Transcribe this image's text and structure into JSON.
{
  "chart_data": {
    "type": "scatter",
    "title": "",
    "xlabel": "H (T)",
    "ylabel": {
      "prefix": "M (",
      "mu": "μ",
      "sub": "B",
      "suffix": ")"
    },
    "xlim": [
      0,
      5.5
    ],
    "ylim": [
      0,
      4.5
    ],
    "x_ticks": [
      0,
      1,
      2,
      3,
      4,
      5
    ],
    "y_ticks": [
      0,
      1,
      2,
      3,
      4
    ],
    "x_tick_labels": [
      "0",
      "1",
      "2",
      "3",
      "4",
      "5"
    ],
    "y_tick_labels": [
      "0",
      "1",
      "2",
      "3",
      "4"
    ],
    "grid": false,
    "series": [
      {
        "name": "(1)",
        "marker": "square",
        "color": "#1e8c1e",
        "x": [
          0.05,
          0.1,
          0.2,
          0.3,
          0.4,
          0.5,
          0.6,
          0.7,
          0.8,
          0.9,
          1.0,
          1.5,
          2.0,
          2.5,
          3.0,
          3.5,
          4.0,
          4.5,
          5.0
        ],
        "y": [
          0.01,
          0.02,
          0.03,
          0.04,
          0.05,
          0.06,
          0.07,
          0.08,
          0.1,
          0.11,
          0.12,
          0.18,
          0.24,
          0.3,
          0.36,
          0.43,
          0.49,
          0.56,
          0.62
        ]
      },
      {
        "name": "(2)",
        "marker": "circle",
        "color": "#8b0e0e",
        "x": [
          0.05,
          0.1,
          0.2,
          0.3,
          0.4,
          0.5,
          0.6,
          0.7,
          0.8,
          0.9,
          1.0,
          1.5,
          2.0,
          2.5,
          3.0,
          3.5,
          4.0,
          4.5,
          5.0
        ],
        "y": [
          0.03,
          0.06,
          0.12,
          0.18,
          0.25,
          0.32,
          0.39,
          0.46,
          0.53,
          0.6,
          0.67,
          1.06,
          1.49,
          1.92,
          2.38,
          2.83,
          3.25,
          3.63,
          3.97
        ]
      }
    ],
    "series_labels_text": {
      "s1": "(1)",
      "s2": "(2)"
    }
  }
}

........

**Exercise description**
Output the full listing without altering anything.

**Complete response**
Transcribe this image's text and structure into JSON.
{
  "chart_data": {
    "type": "scatter",
    "title": "",
    "xlabel": "H (T)",
    "ylabel": {
      "prefix": "M (",
      "mu": "μ",
      "sub": "B",
      "suffix": ")"
    },
    "xlim": [
      0,
      5.5
    ],
    "ylim": [
      0,
      4.5
    ],
    "x_ticks": [
      0,
      1,
      2,
      3,
      4,
      5
    ],
    "y_ticks": [
      0,
      1,
      2,
      3,
      4
    ],
    "x_tick_labels": [
      "0",
      "1",
      "2",
      "3",
      "4",
      "5"
    ],
    "y_tick_labels": [
      "0",
      "1",
      "2",
      "3",
      "4"
    ],
    "grid": false,
    "series": [
      {
        "name": "(1)",
        "marker": "square",
        "color": "#1e8c1e",
        "x": [
          0.05,
          0.1,
          0.2,
          0.3,
          0.4,
          0.5,
          0.6,
          0.7,
          0.8,
          0.9,
          1.0,
          1.5,
          2.0,
          2.5,
          3.0,
          3.5,
          4.0,
          4.5,
          5.0
        ],
        "y": [
          0.01,
          0.02,
          0.03,
          0.04,
          0.05,
          0.06,
          0.07,
          0.08,
          0.1,
          0.11,
          0.12,
          0.18,
          0.24,
          0.3,
          0.36,
          0.43,
          0.49,
          0.56,
          0.62
        ]
      },
      {
        "name": "(2)",
        "marker": "circle",
        "color": "#8b0e0e",
        "x": [
          0.05,
          0.1,
          0.2,
          0.3,
          0.4,
          0.5,
          0.6,
          0.7,
          0.8,
          0.9,
          1.0,
          1.5,
          2.0,
          2.5,
          3.0,
          3.5,
          4.0,
          4.5,
          5.0
        ],
        "y": [
          0.03,
          0.06,
          0.12,
          0.18,
          0.25,
          0.32,
          0.39,
          0.46,
          0.53,
          0.6,
          0.67,
          1.06,
          1.49,
          1.92,
          2.38,
          2.83,
          3.25,
          3.63,
          3.97
        ]
      }
    ],
    "series_labels_text": {
      "s1": "(1)",
      "s2": "(2)"
    }
  }
}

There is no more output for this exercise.